[START OF DATA LINES]

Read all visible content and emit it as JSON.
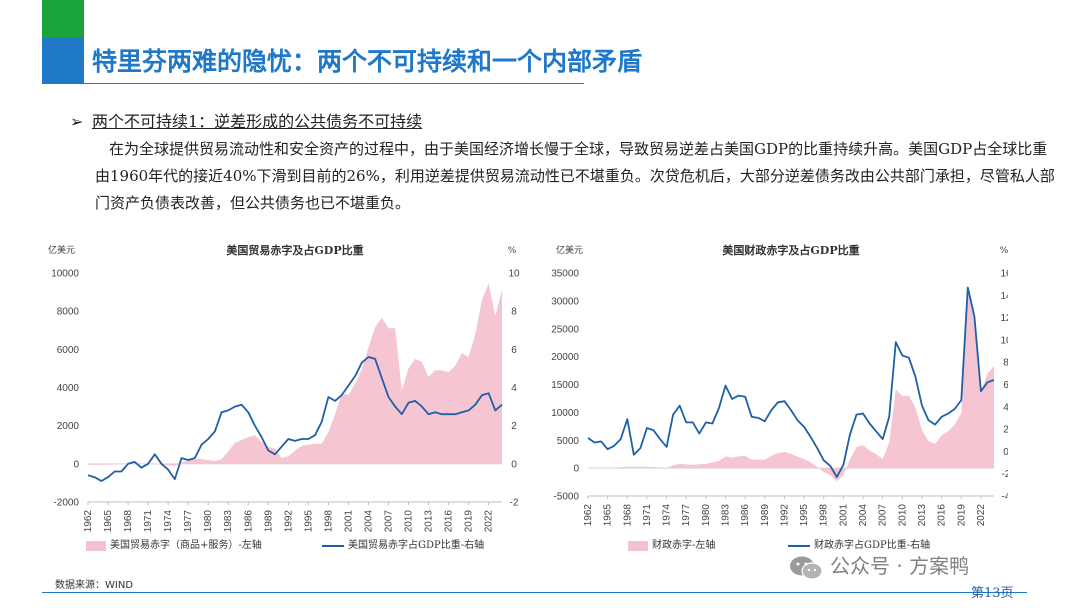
{
  "header": {
    "title": "特里芬两难的隐忧：两个不可持续和一个内部矛盾",
    "accent_green": "#19a33a",
    "accent_blue": "#1f78c8"
  },
  "section": {
    "bullet": "➢",
    "heading": "两个不可持续1：逆差形成的公共债务不可持续",
    "paragraph": "在为全球提供贸易流动性和安全资产的过程中，由于美国经济增长慢于全球，导致贸易逆差占美国GDP的比重持续升高。美国GDP占全球比重由1960年代的接近40%下滑到目前的26%，利用逆差提供贸易流动性已不堪重负。次贷危机后，大部分逆差债务改由公共部门承担，尽管私人部门资产负债表改善，但公共债务也已不堪重负。"
  },
  "chart_data": [
    {
      "type": "area+line",
      "title": "美国贸易赤字及占GDP比重",
      "ylabel_left": "亿美元",
      "ylabel_right": "%",
      "ylim_left": [
        -2000,
        10000
      ],
      "yticks_left": [
        -2000,
        0,
        2000,
        4000,
        6000,
        8000,
        10000
      ],
      "ylim_right": [
        -2,
        10
      ],
      "yticks_right": [
        -2,
        0,
        2,
        4,
        6,
        8,
        10
      ],
      "xlim": [
        1962,
        2024
      ],
      "xticks": [
        1962,
        1965,
        1968,
        1971,
        1974,
        1977,
        1980,
        1983,
        1986,
        1989,
        1992,
        1995,
        1998,
        2001,
        2004,
        2007,
        2010,
        2013,
        2016,
        2019,
        2022
      ],
      "grid": false,
      "legend_position": "bottom",
      "series": [
        {
          "name": "美国贸易赤字（商品+服务）-左轴",
          "axis": "left",
          "color": "#f4c2cf",
          "x": [
            1962,
            1965,
            1968,
            1971,
            1973,
            1975,
            1976,
            1977,
            1978,
            1979,
            1980,
            1981,
            1982,
            1983,
            1984,
            1985,
            1986,
            1987,
            1988,
            1989,
            1990,
            1991,
            1992,
            1993,
            1994,
            1995,
            1996,
            1997,
            1998,
            1999,
            2000,
            2001,
            2002,
            2003,
            2004,
            2005,
            2006,
            2007,
            2008,
            2009,
            2010,
            2011,
            2012,
            2013,
            2014,
            2015,
            2016,
            2017,
            2018,
            2019,
            2020,
            2021,
            2022,
            2023,
            2024
          ],
          "values": [
            -50,
            -50,
            0,
            0,
            -50,
            -120,
            50,
            200,
            250,
            250,
            200,
            150,
            250,
            650,
            1100,
            1250,
            1400,
            1500,
            1150,
            900,
            800,
            300,
            400,
            700,
            950,
            1000,
            1050,
            1050,
            1650,
            2600,
            3700,
            3600,
            4200,
            4950,
            6100,
            7150,
            7650,
            7100,
            7100,
            3850,
            5000,
            5500,
            5350,
            4550,
            4900,
            4900,
            4800,
            5150,
            5800,
            5600,
            6800,
            8600,
            9450,
            7750,
            9100
          ]
        },
        {
          "name": "美国贸易赤字占GDP比重-右轴",
          "axis": "right",
          "color": "#1f5fa8",
          "x": [
            1962,
            1963,
            1964,
            1965,
            1966,
            1967,
            1968,
            1969,
            1970,
            1971,
            1972,
            1973,
            1974,
            1975,
            1976,
            1977,
            1978,
            1979,
            1980,
            1981,
            1982,
            1983,
            1984,
            1985,
            1986,
            1987,
            1988,
            1989,
            1990,
            1991,
            1992,
            1993,
            1994,
            1995,
            1996,
            1997,
            1998,
            1999,
            2000,
            2001,
            2002,
            2003,
            2004,
            2005,
            2006,
            2007,
            2008,
            2009,
            2010,
            2011,
            2012,
            2013,
            2014,
            2015,
            2016,
            2017,
            2018,
            2019,
            2020,
            2021,
            2022,
            2023,
            2024
          ],
          "values": [
            -0.6,
            -0.7,
            -0.9,
            -0.7,
            -0.4,
            -0.4,
            0.0,
            0.1,
            -0.2,
            0.0,
            0.5,
            0.0,
            -0.3,
            -0.8,
            0.3,
            0.2,
            0.3,
            1.0,
            1.3,
            1.7,
            2.7,
            2.8,
            3.0,
            3.1,
            2.7,
            2.0,
            1.4,
            0.7,
            0.5,
            0.9,
            1.3,
            1.2,
            1.3,
            1.3,
            1.5,
            2.2,
            3.5,
            3.3,
            3.6,
            4.1,
            4.6,
            5.3,
            5.6,
            5.5,
            4.5,
            3.5,
            3.0,
            2.6,
            3.2,
            3.3,
            3.0,
            2.6,
            2.7,
            2.6,
            2.6,
            2.6,
            2.7,
            2.8,
            3.1,
            3.6,
            3.7,
            2.8,
            3.1
          ]
        }
      ]
    },
    {
      "type": "area+line",
      "title": "美国财政赤字及占GDP比重",
      "ylabel_left": "亿美元",
      "ylabel_right": "%",
      "ylim_left": [
        -5000,
        35000
      ],
      "yticks_left": [
        -5000,
        0,
        5000,
        10000,
        15000,
        20000,
        25000,
        30000,
        35000
      ],
      "ylim_right": [
        -4,
        16
      ],
      "yticks_right": [
        -4,
        -2,
        0,
        2,
        4,
        6,
        8,
        10,
        12,
        14,
        16
      ],
      "xlim": [
        1962,
        2024
      ],
      "xticks": [
        1962,
        1965,
        1968,
        1971,
        1974,
        1977,
        1980,
        1983,
        1986,
        1989,
        1992,
        1995,
        1998,
        2001,
        2004,
        2007,
        2010,
        2013,
        2016,
        2019,
        2022
      ],
      "grid": false,
      "legend_position": "bottom",
      "series": [
        {
          "name": "财政赤字-左轴",
          "axis": "left",
          "color": "#f4c2cf",
          "x": [
            1962,
            1965,
            1968,
            1971,
            1974,
            1975,
            1976,
            1978,
            1980,
            1982,
            1983,
            1984,
            1985,
            1986,
            1987,
            1988,
            1989,
            1990,
            1991,
            1992,
            1993,
            1994,
            1995,
            1996,
            1997,
            1998,
            1999,
            2000,
            2001,
            2002,
            2003,
            2004,
            2005,
            2006,
            2007,
            2008,
            2009,
            2010,
            2011,
            2012,
            2013,
            2014,
            2015,
            2016,
            2017,
            2018,
            2019,
            2020,
            2021,
            2022,
            2023,
            2024
          ],
          "values": [
            70,
            20,
            250,
            230,
            60,
            500,
            740,
            600,
            740,
            1280,
            2080,
            1850,
            2120,
            2210,
            1500,
            1550,
            1530,
            2210,
            2690,
            2900,
            2550,
            2030,
            1640,
            1070,
            220,
            -690,
            -1260,
            -2360,
            -1280,
            1580,
            3780,
            4130,
            3180,
            2480,
            1610,
            4590,
            14130,
            12940,
            13000,
            10870,
            6800,
            4850,
            4380,
            5850,
            6650,
            7790,
            9840,
            31320,
            27720,
            13750,
            16950,
            18330
          ]
        },
        {
          "name": "财政赤字占GDP比重-右轴",
          "axis": "right",
          "color": "#1f5fa8",
          "x": [
            1962,
            1963,
            1964,
            1965,
            1966,
            1967,
            1968,
            1969,
            1970,
            1971,
            1972,
            1973,
            1974,
            1975,
            1976,
            1977,
            1978,
            1979,
            1980,
            1981,
            1982,
            1983,
            1984,
            1985,
            1986,
            1987,
            1988,
            1989,
            1990,
            1991,
            1992,
            1993,
            1994,
            1995,
            1996,
            1997,
            1998,
            1999,
            2000,
            2001,
            2002,
            2003,
            2004,
            2005,
            2006,
            2007,
            2008,
            2009,
            2010,
            2011,
            2012,
            2013,
            2014,
            2015,
            2016,
            2017,
            2018,
            2019,
            2020,
            2021,
            2022,
            2023,
            2024
          ],
          "values": [
            1.2,
            0.8,
            0.9,
            0.2,
            0.5,
            1.1,
            2.9,
            -0.3,
            0.3,
            2.1,
            1.9,
            1.1,
            0.4,
            3.3,
            4.1,
            2.6,
            2.6,
            1.6,
            2.6,
            2.5,
            3.9,
            5.9,
            4.7,
            5.0,
            4.9,
            3.1,
            3.0,
            2.7,
            3.7,
            4.4,
            4.5,
            3.7,
            2.8,
            2.2,
            1.3,
            0.3,
            -0.8,
            -1.3,
            -2.3,
            -1.2,
            1.5,
            3.3,
            3.4,
            2.5,
            1.8,
            1.1,
            3.1,
            9.8,
            8.6,
            8.4,
            6.7,
            4.1,
            2.8,
            2.4,
            3.1,
            3.4,
            3.8,
            4.6,
            14.7,
            12.1,
            5.4,
            6.2,
            6.4
          ]
        }
      ]
    }
  ],
  "footer": {
    "source": "数据来源：WIND",
    "page": "第13页",
    "watermark": "公众号 · 方案鸭"
  }
}
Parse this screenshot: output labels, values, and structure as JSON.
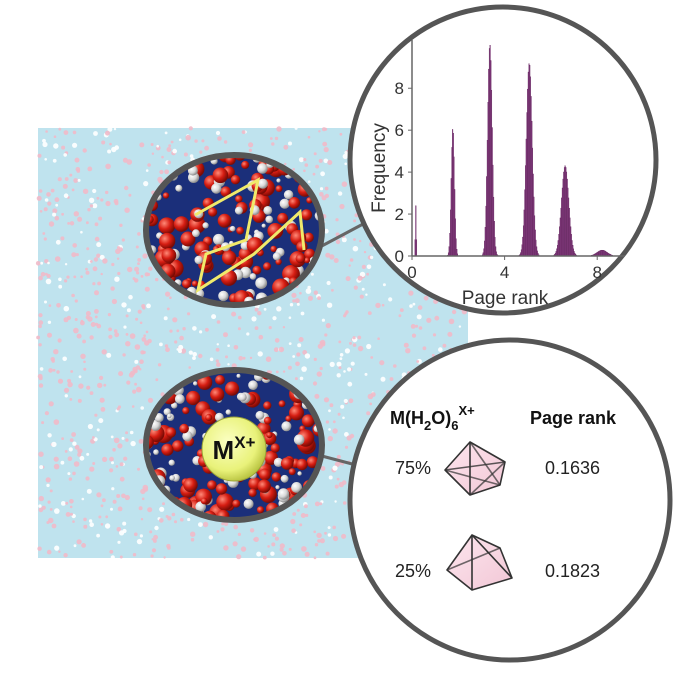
{
  "figure": {
    "colors": {
      "water_bg": "#bfe3ee",
      "hydrogen_dot": "#f1b9c8",
      "bar": "#8b3f86",
      "bar_edge": "#5e2158",
      "lens_ring": "#6b6b6b",
      "path_line": "#f0ea6b",
      "ion_fill": "#e9f27a"
    },
    "ion_label": {
      "base": "M",
      "sup": "X+"
    }
  },
  "chart_data": {
    "type": "bar",
    "xlabel": "Page rank",
    "ylabel": "Frequency",
    "xlim": [
      0,
      9.2
    ],
    "ylim": [
      0,
      10.3
    ],
    "xticks": [
      "0",
      "4",
      "8"
    ],
    "xtick_values": [
      0,
      4,
      8
    ],
    "yticks": [
      "0",
      "2",
      "4",
      "6",
      "8"
    ],
    "ytick_values": [
      0,
      2,
      4,
      6,
      8
    ],
    "peaks": [
      {
        "center": 0.15,
        "height": 2.4,
        "width": 0.02
      },
      {
        "center": 1.75,
        "height": 6.1,
        "width": 0.07
      },
      {
        "center": 3.35,
        "height": 10.1,
        "width": 0.1
      },
      {
        "center": 5.05,
        "height": 9.2,
        "width": 0.13
      },
      {
        "center": 6.6,
        "height": 4.3,
        "width": 0.16
      },
      {
        "center": 8.2,
        "height": 0.28,
        "width": 0.22
      }
    ]
  },
  "table": {
    "header_formula": {
      "prefix": "M(H",
      "sub": "2",
      "mid": "O)",
      "sub2": "6",
      "sup": "X+"
    },
    "header_rank": "Page rank",
    "rows": [
      {
        "percent": "75%",
        "shape": "octahedron",
        "rank": "0.1636"
      },
      {
        "percent": "25%",
        "shape": "square-pyramid",
        "rank": "0.1823"
      }
    ]
  }
}
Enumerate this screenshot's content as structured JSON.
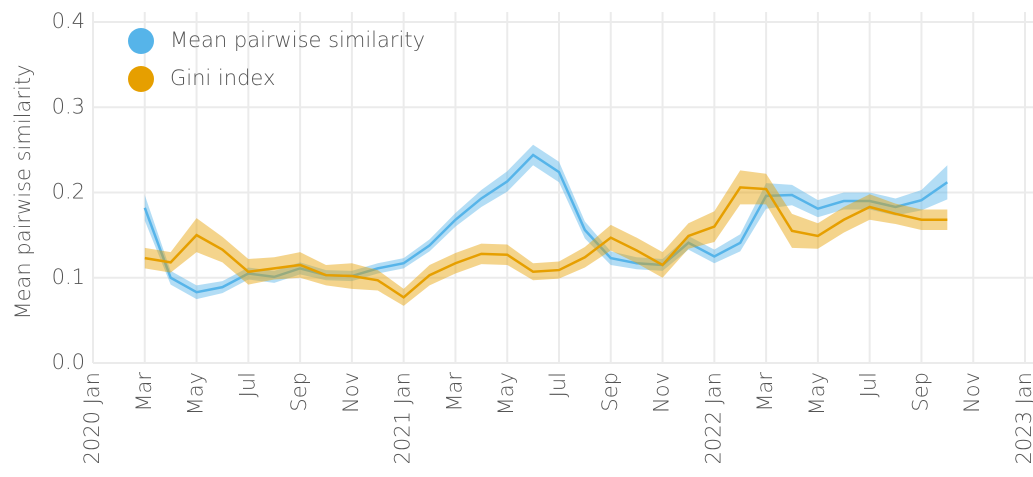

[END OF DATA LINES]

- SHORT TASK: Your answer should be a single number: how many lines of the material contain the word "shape".

- RESULT FOR THIS TASK: 2